#### Written request:
For each line of the data below that holds "name", copy the line.

Figure dataset records
** Start **

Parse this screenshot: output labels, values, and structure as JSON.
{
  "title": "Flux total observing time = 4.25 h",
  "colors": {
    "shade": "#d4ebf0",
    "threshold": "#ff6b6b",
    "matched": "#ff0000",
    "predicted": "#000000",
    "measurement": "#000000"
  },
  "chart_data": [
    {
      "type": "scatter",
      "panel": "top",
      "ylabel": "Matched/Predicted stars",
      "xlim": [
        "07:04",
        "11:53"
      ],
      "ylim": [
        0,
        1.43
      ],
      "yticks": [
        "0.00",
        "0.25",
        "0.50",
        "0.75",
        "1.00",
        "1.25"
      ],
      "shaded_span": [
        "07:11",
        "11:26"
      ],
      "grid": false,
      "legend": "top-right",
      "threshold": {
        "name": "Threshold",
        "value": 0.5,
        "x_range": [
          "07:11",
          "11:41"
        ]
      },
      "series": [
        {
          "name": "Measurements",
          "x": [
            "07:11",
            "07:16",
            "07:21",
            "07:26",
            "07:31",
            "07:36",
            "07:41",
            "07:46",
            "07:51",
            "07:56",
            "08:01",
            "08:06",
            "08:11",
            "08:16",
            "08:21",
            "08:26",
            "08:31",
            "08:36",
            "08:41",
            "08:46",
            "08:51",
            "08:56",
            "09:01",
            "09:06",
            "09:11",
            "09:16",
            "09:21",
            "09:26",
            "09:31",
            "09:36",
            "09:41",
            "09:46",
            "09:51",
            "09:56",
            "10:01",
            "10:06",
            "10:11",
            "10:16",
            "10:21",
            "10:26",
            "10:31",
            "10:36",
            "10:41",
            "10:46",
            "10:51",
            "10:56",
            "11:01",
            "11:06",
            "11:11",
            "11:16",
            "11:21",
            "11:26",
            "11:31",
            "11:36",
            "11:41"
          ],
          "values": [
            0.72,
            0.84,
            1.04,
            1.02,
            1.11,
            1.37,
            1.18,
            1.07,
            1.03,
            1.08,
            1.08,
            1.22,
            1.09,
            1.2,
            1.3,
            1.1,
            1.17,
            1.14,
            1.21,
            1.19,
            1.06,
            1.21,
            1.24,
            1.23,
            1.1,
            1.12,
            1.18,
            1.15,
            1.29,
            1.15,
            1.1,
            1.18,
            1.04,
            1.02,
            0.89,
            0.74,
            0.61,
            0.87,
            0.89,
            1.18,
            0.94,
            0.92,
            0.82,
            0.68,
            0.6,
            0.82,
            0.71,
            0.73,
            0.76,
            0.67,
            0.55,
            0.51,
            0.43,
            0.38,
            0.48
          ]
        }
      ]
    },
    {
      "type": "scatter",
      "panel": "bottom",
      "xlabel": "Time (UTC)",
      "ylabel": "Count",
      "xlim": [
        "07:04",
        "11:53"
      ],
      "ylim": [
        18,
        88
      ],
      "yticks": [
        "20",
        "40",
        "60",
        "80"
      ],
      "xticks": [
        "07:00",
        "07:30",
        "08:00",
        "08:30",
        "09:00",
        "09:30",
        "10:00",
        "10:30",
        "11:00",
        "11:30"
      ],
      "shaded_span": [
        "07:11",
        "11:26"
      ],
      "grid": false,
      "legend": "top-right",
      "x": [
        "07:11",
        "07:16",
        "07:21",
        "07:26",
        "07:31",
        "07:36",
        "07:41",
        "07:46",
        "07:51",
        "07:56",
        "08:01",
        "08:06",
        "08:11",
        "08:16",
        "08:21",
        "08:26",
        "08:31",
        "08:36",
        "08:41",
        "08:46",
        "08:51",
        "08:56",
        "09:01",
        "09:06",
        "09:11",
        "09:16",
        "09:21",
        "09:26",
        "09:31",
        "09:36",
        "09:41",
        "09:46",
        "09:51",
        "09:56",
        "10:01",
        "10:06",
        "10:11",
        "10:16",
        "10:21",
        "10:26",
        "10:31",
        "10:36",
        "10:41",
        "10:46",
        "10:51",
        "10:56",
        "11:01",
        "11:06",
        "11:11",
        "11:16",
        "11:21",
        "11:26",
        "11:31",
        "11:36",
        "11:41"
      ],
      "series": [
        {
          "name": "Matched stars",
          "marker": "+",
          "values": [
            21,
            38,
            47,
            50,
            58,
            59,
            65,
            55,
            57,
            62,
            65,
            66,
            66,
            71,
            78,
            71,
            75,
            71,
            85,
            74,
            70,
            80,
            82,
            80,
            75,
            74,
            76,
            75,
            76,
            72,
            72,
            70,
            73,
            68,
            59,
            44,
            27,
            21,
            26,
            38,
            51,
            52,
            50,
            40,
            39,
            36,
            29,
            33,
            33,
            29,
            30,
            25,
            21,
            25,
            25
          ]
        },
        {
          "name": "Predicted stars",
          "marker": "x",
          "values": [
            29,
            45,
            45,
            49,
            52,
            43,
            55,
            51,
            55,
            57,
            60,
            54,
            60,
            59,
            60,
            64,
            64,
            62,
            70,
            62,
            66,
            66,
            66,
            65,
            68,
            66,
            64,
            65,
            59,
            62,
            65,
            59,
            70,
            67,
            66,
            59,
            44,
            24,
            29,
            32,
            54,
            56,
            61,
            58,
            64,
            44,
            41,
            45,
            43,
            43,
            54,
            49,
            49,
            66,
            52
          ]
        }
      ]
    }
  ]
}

** End **

#### Full solution:
        "name": "Threshold",
          "name": "Measurements",
          "name": "Matched stars",
          "name": "Predicted stars",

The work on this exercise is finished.